*INSTRUCTIONS FOR THE TASK:* Pull out every line in the records that contains the word "bulb" and copy each such line in full.

*DATA FOR THE TASK:*
· · ·

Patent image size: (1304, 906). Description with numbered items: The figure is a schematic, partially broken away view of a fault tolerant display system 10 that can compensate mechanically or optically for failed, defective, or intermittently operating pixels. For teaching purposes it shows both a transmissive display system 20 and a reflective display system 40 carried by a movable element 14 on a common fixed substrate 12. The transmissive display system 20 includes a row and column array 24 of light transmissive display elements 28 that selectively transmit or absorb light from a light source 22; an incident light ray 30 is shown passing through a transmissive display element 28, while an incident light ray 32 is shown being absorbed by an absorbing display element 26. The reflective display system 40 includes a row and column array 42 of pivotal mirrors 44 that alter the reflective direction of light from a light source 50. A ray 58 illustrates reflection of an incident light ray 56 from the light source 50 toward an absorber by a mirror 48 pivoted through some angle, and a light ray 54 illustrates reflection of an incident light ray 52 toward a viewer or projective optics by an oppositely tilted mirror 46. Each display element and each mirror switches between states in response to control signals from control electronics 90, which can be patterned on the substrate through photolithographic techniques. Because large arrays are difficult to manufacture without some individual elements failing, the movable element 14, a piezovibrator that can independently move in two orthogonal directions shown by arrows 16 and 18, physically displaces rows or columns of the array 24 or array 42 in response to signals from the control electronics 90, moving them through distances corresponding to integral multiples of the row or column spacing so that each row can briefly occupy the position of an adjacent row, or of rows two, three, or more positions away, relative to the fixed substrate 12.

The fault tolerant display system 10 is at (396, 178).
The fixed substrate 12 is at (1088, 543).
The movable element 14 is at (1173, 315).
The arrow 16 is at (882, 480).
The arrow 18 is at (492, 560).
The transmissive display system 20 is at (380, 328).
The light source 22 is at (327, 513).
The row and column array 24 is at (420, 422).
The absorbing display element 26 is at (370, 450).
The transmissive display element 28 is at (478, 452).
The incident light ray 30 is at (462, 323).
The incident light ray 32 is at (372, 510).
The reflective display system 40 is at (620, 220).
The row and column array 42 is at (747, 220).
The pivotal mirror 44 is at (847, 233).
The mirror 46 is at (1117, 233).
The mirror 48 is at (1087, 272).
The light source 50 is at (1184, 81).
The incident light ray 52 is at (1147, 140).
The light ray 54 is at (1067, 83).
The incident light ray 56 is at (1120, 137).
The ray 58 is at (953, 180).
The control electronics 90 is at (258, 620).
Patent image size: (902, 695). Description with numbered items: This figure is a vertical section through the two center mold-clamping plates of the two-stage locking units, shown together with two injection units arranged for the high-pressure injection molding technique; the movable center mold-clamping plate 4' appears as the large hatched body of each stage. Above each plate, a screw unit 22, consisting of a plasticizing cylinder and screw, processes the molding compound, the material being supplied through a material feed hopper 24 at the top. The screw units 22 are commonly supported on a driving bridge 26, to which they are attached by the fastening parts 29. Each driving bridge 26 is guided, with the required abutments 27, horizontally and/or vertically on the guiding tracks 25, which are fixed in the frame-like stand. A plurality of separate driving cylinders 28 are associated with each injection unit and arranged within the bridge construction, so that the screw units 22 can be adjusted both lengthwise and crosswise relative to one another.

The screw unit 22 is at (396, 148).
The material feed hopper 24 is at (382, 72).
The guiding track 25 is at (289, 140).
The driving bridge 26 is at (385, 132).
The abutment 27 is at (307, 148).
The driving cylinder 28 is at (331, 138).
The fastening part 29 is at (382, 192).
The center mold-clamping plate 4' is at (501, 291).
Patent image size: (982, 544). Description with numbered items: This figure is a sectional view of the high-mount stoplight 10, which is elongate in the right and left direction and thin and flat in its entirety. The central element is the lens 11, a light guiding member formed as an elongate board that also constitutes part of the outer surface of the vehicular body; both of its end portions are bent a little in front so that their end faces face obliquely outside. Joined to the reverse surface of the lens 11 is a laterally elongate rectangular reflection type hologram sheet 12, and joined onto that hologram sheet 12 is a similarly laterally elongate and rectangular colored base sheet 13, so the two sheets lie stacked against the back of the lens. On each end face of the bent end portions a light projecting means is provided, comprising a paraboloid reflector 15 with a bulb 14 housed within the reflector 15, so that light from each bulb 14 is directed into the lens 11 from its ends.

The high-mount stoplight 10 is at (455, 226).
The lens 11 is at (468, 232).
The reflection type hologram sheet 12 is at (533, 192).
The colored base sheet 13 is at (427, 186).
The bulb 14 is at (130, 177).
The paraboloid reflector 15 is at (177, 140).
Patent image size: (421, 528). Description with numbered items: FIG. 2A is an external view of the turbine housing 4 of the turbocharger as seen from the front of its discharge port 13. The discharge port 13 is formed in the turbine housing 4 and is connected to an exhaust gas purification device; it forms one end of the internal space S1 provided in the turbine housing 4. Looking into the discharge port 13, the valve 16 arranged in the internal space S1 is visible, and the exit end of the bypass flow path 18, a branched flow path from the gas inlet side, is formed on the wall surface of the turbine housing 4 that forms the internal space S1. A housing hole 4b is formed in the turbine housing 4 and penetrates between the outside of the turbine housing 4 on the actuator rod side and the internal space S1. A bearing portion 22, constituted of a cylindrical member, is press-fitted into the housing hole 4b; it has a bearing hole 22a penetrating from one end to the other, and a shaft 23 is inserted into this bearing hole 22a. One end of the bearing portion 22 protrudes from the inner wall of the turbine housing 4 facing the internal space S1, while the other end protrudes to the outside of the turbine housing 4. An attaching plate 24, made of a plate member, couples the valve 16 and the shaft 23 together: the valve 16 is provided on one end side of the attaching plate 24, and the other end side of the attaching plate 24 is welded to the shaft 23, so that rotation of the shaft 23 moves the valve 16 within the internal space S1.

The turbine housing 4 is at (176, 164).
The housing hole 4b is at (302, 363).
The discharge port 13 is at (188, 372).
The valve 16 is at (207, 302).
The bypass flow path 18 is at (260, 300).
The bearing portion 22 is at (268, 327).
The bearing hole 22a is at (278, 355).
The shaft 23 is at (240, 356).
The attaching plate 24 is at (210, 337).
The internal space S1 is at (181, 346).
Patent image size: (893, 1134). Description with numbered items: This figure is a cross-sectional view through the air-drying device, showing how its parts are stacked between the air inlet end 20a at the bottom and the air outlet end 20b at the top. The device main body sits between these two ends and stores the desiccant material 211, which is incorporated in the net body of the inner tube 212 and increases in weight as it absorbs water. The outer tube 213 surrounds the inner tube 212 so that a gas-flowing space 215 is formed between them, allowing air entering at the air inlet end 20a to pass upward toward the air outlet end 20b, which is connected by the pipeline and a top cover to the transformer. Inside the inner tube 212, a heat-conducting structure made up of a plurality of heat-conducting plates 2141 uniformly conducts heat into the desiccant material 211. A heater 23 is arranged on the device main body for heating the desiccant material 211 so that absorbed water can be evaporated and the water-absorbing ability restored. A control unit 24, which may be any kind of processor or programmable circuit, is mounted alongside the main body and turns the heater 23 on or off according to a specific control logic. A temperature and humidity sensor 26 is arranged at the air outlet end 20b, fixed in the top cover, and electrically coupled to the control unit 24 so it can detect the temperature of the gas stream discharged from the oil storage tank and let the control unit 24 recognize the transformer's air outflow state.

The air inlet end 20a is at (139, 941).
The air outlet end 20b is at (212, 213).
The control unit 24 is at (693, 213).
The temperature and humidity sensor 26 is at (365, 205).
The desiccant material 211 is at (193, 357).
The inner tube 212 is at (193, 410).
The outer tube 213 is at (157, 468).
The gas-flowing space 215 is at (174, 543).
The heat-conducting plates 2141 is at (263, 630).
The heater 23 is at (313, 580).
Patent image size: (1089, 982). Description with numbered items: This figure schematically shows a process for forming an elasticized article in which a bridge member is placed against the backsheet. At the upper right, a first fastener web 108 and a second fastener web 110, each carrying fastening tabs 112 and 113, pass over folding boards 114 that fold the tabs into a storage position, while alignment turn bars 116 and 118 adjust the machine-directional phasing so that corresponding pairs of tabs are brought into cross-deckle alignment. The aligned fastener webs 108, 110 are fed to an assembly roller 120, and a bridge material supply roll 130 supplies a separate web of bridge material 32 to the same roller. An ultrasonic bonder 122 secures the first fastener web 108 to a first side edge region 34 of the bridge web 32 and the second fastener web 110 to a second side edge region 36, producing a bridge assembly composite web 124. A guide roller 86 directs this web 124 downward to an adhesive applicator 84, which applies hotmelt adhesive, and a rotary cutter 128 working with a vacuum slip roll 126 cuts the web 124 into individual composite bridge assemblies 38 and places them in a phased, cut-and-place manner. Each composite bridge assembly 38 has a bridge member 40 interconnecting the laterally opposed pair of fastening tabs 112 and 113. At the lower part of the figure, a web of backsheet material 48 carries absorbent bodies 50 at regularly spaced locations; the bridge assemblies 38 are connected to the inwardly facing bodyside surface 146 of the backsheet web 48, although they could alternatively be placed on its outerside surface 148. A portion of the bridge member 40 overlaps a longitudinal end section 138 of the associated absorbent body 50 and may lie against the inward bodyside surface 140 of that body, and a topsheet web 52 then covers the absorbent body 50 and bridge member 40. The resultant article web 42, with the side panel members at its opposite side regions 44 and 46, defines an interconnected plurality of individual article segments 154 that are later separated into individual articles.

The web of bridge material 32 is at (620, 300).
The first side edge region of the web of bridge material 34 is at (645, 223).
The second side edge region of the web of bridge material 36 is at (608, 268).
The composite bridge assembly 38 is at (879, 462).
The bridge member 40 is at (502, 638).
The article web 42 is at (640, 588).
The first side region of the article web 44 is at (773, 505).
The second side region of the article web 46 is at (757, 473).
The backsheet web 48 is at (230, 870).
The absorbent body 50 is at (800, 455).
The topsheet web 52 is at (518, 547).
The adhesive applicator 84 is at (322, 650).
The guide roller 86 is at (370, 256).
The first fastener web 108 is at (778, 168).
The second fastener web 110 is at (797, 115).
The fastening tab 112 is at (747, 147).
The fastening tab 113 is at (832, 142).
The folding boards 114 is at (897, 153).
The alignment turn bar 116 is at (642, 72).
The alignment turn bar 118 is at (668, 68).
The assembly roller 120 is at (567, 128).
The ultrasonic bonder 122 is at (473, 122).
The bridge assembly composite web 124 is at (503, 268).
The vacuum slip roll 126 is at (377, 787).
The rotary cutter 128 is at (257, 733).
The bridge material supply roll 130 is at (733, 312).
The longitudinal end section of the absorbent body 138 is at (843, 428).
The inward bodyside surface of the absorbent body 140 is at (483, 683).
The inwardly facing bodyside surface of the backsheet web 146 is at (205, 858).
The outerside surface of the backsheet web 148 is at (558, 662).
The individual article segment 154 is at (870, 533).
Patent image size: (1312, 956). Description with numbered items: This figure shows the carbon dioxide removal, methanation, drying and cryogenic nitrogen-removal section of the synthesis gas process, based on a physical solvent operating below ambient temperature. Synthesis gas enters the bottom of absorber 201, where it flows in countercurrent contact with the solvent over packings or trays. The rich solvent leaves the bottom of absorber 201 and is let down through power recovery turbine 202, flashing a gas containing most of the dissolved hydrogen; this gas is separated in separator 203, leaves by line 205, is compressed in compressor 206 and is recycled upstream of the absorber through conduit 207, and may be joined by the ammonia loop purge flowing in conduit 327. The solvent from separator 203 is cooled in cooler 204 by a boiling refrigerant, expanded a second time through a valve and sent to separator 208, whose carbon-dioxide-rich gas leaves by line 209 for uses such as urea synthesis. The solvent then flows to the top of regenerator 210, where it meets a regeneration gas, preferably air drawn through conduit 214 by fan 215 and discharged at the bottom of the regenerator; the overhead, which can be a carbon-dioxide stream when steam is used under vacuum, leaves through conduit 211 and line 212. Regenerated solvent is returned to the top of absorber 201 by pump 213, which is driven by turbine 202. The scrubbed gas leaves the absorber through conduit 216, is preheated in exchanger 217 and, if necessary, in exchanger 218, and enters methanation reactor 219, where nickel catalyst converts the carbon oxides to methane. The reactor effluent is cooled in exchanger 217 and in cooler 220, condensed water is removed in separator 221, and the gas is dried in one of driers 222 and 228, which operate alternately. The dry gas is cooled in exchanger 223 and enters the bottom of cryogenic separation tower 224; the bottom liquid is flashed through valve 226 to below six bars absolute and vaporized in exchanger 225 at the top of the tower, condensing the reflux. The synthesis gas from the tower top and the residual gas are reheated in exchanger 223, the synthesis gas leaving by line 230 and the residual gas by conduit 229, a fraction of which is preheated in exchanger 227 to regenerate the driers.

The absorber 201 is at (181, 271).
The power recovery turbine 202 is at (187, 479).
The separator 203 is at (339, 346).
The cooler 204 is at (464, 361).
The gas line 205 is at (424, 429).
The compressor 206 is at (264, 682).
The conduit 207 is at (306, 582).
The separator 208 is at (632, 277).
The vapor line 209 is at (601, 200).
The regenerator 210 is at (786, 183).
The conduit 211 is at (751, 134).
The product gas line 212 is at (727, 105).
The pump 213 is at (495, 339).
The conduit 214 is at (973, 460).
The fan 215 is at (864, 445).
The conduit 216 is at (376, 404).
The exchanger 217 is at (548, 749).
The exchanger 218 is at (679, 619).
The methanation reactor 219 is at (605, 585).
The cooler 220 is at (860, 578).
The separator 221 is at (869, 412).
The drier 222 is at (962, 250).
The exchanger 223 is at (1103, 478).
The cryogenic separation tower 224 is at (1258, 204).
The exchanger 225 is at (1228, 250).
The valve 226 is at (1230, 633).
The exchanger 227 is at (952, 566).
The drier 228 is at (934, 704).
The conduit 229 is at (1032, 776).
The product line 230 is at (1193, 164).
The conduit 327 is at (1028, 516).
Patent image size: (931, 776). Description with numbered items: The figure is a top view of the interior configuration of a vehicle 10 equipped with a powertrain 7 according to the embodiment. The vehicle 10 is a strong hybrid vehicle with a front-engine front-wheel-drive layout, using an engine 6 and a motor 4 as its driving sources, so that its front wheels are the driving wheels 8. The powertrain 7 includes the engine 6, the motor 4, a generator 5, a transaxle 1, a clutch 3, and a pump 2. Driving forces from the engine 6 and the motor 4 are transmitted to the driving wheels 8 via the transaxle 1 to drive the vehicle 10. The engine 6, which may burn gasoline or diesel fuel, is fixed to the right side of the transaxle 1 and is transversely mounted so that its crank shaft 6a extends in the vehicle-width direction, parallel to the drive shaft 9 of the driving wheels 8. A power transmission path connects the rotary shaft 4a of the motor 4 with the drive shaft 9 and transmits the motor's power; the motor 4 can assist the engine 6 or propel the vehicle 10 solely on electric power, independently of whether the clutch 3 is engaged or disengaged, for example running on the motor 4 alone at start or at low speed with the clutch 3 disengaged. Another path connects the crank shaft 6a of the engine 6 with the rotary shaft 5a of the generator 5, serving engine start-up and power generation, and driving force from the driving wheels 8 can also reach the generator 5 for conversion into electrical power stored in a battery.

· · ·

*EXERCISE RESPONSE:*
Patent image size: (982, 544). Description with numbered items: This figure is a sectional view of the high-mount stoplight 10, which is elongate in the right and left direction and thin and flat in its entirety. The central element is the lens 11, a light guiding member formed as an elongate board that also constitutes part of the outer surface of the vehicular body; both of its end portions are bent a little in front so that their end faces face obliquely outside. Joined to the reverse surface of the lens 11 is a laterally elongate rectangular reflection type hologram sheet 12, and joined onto that hologram sheet 12 is a similarly laterally elongate and rectangular colored base sheet 13, so the two sheets lie stacked against the back of the lens. On each end face of the bent end portions a light projecting means is provided, comprising a paraboloid reflector 15 with a bulb 14 housed within the reflector 15, so that light from each bulb 14 is directed into the lens 11 from its ends.
The bulb 14 is at (130, 177).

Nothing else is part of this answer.